Your task: Count the lines in the entries below that include the word "Electrónica". Give nothing but the number.

*** Material

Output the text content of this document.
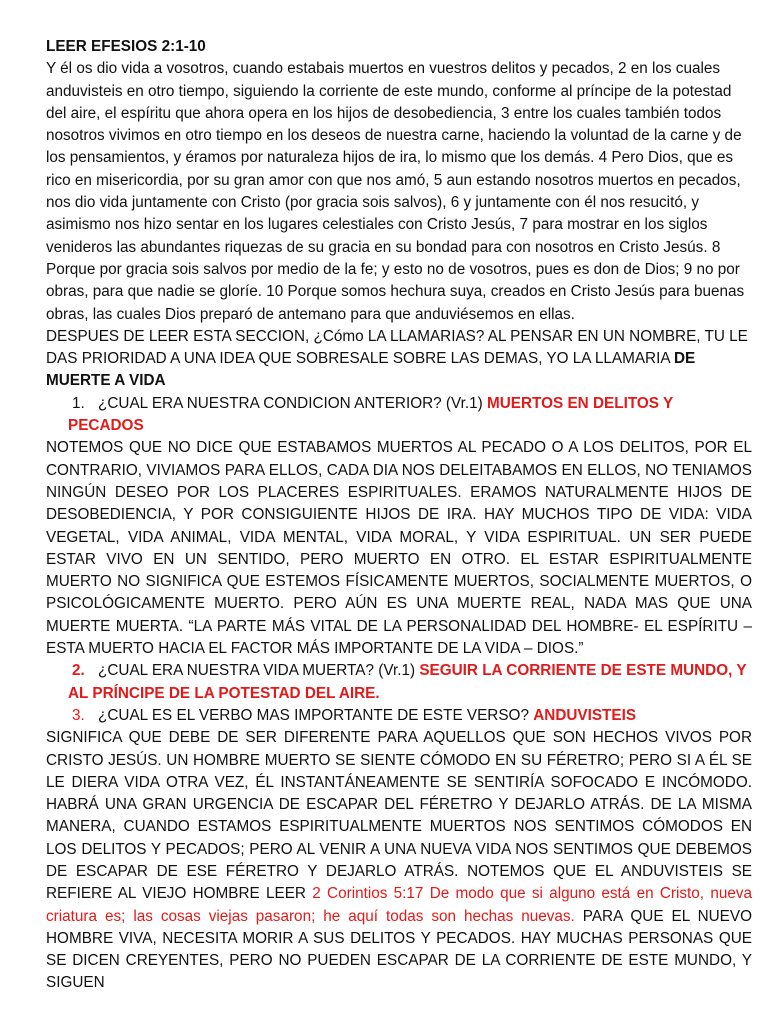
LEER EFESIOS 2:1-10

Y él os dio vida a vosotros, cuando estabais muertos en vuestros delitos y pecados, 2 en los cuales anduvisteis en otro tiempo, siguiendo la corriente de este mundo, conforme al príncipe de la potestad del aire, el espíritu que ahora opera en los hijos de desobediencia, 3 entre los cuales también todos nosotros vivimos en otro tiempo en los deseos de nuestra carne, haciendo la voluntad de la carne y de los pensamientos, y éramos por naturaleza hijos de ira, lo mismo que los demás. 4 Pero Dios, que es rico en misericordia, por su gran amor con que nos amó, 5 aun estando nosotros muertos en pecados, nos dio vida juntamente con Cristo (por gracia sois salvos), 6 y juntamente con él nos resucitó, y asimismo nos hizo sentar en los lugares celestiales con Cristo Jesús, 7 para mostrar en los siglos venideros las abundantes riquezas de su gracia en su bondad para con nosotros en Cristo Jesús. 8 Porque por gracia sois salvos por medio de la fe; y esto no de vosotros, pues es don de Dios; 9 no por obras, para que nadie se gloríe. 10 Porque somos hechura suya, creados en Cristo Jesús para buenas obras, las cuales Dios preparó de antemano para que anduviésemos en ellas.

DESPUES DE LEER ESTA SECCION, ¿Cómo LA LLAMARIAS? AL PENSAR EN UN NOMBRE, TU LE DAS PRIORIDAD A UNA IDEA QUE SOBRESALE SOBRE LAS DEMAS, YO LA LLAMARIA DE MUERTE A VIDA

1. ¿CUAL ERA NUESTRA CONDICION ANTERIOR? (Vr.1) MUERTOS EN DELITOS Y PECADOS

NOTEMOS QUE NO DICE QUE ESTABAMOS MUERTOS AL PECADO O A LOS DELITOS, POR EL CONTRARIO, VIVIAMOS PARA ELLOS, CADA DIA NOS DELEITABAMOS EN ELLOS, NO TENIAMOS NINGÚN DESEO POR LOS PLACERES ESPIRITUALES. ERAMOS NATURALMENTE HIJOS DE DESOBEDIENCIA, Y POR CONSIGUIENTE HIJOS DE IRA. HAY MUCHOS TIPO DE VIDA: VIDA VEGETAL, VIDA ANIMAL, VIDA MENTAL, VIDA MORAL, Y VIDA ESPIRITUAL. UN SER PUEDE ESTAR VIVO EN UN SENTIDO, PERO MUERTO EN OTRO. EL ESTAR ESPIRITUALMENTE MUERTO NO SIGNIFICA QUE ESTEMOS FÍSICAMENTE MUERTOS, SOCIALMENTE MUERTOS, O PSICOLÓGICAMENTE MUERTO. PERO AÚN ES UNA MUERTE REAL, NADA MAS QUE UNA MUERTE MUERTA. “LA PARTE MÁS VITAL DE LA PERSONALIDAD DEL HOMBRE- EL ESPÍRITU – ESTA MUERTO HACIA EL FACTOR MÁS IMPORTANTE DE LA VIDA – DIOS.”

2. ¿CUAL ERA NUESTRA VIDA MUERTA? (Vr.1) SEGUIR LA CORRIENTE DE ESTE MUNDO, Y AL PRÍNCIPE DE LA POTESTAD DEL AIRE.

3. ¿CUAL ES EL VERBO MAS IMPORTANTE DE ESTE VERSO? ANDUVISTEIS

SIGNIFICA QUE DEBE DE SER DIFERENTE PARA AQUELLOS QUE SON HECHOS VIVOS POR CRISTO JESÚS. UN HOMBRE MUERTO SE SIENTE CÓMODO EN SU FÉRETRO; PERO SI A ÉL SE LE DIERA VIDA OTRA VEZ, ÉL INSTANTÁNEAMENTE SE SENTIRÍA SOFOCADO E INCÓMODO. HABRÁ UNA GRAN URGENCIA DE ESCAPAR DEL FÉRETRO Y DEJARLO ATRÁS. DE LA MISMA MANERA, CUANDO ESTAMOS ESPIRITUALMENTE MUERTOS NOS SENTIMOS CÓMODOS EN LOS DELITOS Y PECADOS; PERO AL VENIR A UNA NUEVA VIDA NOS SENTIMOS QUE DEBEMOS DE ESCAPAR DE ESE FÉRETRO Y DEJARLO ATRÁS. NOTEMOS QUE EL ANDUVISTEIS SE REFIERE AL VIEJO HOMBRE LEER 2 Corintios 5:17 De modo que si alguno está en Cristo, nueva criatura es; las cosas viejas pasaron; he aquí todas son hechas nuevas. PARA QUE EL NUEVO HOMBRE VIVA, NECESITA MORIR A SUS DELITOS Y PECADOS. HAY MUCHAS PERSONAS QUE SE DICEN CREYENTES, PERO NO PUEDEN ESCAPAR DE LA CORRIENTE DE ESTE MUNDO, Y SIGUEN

******
*** Material

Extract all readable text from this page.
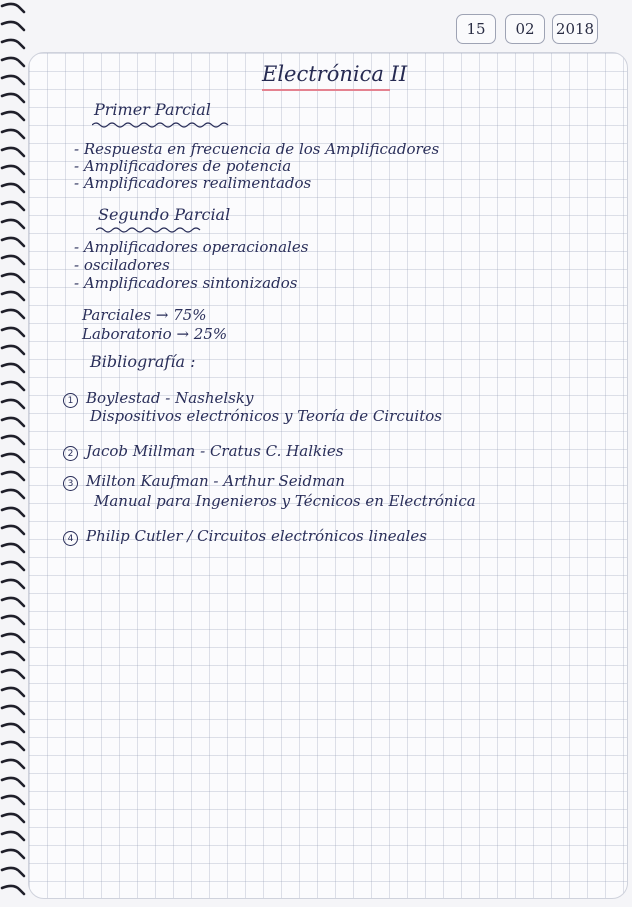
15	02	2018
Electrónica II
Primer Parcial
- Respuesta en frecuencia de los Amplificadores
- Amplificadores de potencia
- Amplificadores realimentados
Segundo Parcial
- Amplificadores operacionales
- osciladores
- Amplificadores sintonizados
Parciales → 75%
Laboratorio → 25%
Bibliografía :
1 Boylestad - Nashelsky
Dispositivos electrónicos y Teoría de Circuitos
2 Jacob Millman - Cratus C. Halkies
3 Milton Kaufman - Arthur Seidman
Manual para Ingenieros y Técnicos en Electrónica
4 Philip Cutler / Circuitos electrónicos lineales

******
*** Material

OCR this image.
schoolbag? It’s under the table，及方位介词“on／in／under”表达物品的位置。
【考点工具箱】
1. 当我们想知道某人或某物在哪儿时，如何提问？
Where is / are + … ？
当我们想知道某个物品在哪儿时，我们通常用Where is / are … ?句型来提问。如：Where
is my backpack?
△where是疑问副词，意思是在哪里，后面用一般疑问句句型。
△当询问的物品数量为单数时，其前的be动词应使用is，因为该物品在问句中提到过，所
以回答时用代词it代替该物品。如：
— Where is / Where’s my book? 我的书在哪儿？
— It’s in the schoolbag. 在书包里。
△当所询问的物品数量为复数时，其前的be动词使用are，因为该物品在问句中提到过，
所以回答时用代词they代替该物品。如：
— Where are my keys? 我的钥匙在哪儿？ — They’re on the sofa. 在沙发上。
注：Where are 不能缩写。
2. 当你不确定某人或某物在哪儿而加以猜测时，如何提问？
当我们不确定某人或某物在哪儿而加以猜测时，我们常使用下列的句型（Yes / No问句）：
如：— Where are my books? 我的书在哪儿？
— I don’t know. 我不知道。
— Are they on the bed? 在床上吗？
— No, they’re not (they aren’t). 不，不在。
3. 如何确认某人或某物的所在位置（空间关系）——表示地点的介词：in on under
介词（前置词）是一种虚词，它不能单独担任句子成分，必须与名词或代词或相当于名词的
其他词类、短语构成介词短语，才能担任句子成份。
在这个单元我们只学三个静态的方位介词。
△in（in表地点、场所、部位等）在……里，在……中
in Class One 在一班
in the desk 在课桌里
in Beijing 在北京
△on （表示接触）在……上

******

Result of this task: 2